Exercise task – Going through the material below, please gather all lines with the word "SRMTID" in them.

## BEGIN Material provided

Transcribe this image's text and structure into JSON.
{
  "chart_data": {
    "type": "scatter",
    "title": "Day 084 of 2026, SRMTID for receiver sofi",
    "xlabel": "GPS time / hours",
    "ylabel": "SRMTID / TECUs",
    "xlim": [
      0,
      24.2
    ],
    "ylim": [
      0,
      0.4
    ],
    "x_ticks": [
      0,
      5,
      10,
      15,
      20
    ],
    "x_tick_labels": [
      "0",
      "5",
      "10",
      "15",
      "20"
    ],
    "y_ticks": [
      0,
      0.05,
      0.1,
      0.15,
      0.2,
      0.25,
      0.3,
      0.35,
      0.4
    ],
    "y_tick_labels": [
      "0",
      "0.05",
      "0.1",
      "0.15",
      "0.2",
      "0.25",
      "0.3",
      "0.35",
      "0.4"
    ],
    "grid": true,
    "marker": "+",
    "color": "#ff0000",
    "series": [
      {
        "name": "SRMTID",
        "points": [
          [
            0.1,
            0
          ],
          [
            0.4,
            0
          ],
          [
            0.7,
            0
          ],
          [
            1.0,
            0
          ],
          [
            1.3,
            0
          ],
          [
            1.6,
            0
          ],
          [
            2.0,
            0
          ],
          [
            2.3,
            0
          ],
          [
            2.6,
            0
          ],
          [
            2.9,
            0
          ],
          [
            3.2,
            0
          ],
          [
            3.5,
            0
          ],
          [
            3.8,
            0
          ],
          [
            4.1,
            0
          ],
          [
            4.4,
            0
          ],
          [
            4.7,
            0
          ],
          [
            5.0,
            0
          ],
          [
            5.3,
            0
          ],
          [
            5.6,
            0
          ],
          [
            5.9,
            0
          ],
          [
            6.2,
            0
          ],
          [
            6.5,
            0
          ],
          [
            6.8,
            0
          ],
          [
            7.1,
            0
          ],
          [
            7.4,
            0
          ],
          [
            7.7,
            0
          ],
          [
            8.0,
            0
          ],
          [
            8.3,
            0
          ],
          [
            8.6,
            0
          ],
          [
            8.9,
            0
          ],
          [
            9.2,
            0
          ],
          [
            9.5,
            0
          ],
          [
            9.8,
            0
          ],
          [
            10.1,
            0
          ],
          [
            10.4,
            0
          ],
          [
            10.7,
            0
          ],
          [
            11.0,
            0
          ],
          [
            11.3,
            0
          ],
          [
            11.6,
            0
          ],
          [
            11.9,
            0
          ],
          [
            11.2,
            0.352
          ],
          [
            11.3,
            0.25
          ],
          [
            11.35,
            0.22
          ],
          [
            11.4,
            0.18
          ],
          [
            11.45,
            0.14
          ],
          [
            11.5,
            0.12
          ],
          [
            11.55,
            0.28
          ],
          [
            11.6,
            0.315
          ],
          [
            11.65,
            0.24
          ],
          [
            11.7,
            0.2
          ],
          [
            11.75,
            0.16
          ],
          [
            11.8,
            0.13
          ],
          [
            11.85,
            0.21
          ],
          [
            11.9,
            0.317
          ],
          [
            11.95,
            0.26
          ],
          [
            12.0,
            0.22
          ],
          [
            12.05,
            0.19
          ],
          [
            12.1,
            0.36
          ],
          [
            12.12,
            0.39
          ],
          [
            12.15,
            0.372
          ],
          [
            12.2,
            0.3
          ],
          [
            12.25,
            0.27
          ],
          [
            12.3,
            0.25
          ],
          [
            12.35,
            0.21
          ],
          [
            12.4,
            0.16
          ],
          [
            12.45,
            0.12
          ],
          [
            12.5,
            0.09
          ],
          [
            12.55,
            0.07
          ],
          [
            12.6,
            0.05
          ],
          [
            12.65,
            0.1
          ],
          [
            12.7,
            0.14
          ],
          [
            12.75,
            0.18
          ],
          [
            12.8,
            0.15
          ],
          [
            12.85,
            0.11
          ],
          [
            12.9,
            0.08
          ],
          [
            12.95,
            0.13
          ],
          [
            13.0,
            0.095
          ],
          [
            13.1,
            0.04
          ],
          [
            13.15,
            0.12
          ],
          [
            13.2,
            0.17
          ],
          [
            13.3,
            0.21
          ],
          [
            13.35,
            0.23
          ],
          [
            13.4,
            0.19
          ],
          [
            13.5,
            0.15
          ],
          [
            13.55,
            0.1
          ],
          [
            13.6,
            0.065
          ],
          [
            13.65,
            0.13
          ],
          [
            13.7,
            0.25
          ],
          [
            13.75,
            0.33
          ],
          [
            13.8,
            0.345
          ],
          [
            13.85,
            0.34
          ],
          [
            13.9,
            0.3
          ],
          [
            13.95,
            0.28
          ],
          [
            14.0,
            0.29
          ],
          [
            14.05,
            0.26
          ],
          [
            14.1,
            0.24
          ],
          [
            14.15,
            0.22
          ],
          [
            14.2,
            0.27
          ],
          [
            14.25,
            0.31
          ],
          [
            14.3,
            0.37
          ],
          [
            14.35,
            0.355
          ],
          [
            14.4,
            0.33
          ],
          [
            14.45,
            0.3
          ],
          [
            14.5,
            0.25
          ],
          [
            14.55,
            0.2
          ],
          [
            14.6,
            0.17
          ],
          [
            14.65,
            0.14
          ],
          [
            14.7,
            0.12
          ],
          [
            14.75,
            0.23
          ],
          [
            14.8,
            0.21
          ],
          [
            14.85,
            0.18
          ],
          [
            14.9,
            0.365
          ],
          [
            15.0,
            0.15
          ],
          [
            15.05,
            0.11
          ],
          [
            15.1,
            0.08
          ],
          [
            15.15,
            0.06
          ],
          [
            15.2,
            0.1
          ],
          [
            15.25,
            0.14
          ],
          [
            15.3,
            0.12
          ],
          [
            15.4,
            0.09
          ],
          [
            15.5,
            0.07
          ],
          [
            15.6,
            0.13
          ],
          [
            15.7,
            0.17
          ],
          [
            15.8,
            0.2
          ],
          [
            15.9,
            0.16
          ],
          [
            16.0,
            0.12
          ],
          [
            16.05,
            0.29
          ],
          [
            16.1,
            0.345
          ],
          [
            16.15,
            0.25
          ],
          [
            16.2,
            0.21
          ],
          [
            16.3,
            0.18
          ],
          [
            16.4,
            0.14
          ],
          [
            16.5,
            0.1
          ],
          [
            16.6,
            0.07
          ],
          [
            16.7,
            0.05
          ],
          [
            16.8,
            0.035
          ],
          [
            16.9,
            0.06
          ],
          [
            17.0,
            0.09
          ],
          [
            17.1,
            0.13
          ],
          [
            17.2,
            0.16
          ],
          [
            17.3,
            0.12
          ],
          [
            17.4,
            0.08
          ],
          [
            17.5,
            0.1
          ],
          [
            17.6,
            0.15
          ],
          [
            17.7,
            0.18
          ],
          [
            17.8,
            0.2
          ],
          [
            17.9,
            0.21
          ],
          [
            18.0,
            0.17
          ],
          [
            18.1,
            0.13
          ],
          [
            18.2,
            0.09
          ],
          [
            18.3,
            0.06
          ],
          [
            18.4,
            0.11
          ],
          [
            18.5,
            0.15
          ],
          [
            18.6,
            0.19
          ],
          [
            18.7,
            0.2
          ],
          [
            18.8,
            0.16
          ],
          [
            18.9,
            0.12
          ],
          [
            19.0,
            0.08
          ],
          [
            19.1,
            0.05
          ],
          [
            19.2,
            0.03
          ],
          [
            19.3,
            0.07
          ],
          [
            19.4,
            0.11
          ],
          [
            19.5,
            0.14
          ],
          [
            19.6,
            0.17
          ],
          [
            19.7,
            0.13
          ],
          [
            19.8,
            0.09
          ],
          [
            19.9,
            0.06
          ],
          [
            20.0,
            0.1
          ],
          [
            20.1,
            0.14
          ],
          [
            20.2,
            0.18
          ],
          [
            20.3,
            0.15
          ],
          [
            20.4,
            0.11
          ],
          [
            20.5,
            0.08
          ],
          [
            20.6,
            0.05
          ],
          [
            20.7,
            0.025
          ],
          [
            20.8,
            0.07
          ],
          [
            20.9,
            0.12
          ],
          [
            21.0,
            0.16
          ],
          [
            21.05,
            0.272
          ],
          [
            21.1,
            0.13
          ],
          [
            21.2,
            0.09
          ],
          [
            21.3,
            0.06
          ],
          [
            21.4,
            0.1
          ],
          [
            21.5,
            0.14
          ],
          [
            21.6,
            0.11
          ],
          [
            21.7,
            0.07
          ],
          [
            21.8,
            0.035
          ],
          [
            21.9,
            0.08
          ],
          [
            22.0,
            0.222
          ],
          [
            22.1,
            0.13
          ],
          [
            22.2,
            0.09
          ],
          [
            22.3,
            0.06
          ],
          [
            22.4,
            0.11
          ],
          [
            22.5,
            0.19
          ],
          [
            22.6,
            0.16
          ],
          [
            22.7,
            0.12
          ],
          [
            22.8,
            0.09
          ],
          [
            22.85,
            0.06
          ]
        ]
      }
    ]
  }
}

## END Material provided

Complete response –
    "title": "Day 084 of 2026, SRMTID for receiver sofi",
    "ylabel": "SRMTID / TECUs",
        "name": "SRMTID",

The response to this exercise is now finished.